• **Task brief**:
Copy the whole listing below word for word, line by line.

--------------------

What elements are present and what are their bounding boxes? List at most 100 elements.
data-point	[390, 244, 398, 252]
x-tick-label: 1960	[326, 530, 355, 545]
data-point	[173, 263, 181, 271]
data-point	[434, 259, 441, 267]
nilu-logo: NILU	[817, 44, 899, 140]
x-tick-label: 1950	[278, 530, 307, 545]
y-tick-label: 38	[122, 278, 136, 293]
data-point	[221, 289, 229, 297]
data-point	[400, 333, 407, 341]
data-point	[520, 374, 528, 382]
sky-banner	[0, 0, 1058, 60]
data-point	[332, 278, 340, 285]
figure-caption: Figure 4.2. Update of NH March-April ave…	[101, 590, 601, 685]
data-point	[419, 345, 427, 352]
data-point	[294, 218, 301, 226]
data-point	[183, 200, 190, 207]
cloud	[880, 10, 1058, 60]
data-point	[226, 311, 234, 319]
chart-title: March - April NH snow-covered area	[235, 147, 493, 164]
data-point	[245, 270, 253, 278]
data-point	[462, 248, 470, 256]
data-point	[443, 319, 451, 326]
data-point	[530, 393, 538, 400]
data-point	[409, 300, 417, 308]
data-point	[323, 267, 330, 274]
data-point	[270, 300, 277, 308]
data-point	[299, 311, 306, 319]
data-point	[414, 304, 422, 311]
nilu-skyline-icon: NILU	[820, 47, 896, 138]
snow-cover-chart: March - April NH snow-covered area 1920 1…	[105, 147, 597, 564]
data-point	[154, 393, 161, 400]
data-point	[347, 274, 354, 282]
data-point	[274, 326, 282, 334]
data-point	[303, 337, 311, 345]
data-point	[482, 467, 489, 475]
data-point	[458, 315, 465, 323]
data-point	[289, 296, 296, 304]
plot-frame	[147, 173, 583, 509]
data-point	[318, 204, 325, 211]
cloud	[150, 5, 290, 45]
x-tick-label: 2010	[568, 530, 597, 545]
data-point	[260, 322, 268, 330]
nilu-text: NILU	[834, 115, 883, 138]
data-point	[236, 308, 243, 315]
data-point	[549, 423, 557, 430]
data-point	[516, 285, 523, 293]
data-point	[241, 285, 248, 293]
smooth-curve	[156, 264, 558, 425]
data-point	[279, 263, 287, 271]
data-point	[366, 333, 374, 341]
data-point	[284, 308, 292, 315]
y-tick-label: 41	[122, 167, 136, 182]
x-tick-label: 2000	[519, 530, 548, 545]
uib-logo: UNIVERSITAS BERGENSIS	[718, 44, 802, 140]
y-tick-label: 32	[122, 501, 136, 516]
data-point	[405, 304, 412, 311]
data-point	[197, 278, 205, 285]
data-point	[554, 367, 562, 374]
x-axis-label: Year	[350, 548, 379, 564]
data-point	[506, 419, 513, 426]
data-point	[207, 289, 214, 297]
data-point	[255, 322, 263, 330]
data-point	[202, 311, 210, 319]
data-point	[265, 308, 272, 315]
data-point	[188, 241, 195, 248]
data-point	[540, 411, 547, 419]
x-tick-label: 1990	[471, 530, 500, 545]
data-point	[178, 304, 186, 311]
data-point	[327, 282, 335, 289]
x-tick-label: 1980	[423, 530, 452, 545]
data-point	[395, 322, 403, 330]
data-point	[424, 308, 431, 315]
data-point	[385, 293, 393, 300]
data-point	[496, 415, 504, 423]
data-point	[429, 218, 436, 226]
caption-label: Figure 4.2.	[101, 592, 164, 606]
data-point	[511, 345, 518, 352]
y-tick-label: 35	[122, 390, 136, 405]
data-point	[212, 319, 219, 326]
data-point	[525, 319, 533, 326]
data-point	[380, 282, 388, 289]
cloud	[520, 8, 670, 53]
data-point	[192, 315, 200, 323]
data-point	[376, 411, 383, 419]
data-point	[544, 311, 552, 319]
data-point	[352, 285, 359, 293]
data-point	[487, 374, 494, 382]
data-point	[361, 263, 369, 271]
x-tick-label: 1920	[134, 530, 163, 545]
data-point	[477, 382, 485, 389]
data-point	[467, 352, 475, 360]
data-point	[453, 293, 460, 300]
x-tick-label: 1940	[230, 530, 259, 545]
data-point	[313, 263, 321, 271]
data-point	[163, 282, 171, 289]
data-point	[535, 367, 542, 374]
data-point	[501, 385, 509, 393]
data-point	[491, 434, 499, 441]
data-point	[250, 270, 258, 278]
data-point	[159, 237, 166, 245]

--------------------

• **Solution to the problem**:
What elements are present and what are their bounding boxes? List at most 100 elements.
data-point	[390, 244, 398, 252]
x-tick-label: 1960	[326, 530, 355, 545]
data-point	[173, 263, 181, 271]
data-point	[434, 259, 441, 267]
nilu-logo: NILU	[817, 44, 899, 140]
x-tick-label: 1950	[278, 530, 307, 545]
y-tick-label: 38	[122, 278, 136, 293]
data-point	[221, 289, 229, 297]
data-point	[400, 333, 407, 341]
data-point	[520, 374, 528, 382]
sky-banner	[0, 0, 1058, 60]
data-point	[332, 278, 340, 285]
figure-caption: Figure 4.2. Update of NH March-April ave…	[101, 590, 601, 685]
data-point	[419, 345, 427, 352]
data-point	[294, 218, 301, 226]
data-point	[183, 200, 190, 207]
cloud	[880, 10, 1058, 60]
data-point	[226, 311, 234, 319]
chart-title: March - April NH snow-covered area	[235, 147, 493, 164]
data-point	[245, 270, 253, 278]
data-point	[462, 248, 470, 256]
data-point	[443, 319, 451, 326]
data-point	[530, 393, 538, 400]
data-point	[409, 300, 417, 308]
data-point	[323, 267, 330, 274]
data-point	[270, 300, 277, 308]
data-point	[299, 311, 306, 319]
data-point	[414, 304, 422, 311]
nilu-skyline-icon: NILU	[820, 47, 896, 138]
snow-cover-chart: March - April NH snow-covered area 1920 1…	[105, 147, 597, 564]
data-point	[154, 393, 161, 400]
data-point	[347, 274, 354, 282]
data-point	[274, 326, 282, 334]
data-point	[303, 337, 311, 345]
data-point	[482, 467, 489, 475]
data-point	[458, 315, 465, 323]
data-point	[289, 296, 296, 304]
plot-frame	[147, 173, 583, 509]
data-point	[318, 204, 325, 211]
cloud	[150, 5, 290, 45]
x-tick-label: 2010	[568, 530, 597, 545]
data-point	[260, 322, 268, 330]
nilu-text: NILU	[834, 115, 883, 138]
data-point	[236, 308, 243, 315]
data-point	[549, 423, 557, 430]
data-point	[516, 285, 523, 293]
data-point	[241, 285, 248, 293]
smooth-curve	[156, 264, 558, 425]
data-point	[279, 263, 287, 271]
data-point	[366, 333, 374, 341]
data-point	[284, 308, 292, 315]
y-tick-label: 41	[122, 167, 136, 182]
x-tick-label: 2000	[519, 530, 548, 545]
uib-logo: UNIVERSITAS BERGENSIS	[718, 44, 802, 140]
y-tick-label: 32	[122, 501, 136, 516]
data-point	[405, 304, 412, 311]
data-point	[197, 278, 205, 285]
data-point	[554, 367, 562, 374]
x-axis-label: Year	[350, 548, 379, 564]
data-point	[506, 419, 513, 426]
data-point	[207, 289, 214, 297]
data-point	[255, 322, 263, 330]
data-point	[202, 311, 210, 319]
data-point	[265, 308, 272, 315]
data-point	[188, 241, 195, 248]
data-point	[540, 411, 547, 419]
x-tick-label: 1990	[471, 530, 500, 545]
data-point	[178, 304, 186, 311]
data-point	[327, 282, 335, 289]
x-tick-label: 1980	[423, 530, 452, 545]
data-point	[395, 322, 403, 330]
data-point	[424, 308, 431, 315]
data-point	[385, 293, 393, 300]
data-point	[496, 415, 504, 423]
data-point	[429, 218, 436, 226]
caption-label: Figure 4.2.	[101, 592, 164, 606]
data-point	[511, 345, 518, 352]
y-tick-label: 35	[122, 390, 136, 405]
data-point	[212, 319, 219, 326]
data-point	[525, 319, 533, 326]
data-point	[380, 282, 388, 289]
cloud	[520, 8, 670, 53]
data-point	[192, 315, 200, 323]
data-point	[376, 411, 383, 419]
data-point	[544, 311, 552, 319]
data-point	[352, 285, 359, 293]
data-point	[487, 374, 494, 382]
data-point	[361, 263, 369, 271]
x-tick-label: 1920	[134, 530, 163, 545]
data-point	[477, 382, 485, 389]
data-point	[467, 352, 475, 360]
data-point	[453, 293, 460, 300]
x-tick-label: 1940	[230, 530, 259, 545]
data-point	[313, 263, 321, 271]
data-point	[163, 282, 171, 289]
data-point	[535, 367, 542, 374]
data-point	[501, 385, 509, 393]
data-point	[491, 434, 499, 441]
data-point	[250, 270, 258, 278]
data-point	[159, 237, 166, 245]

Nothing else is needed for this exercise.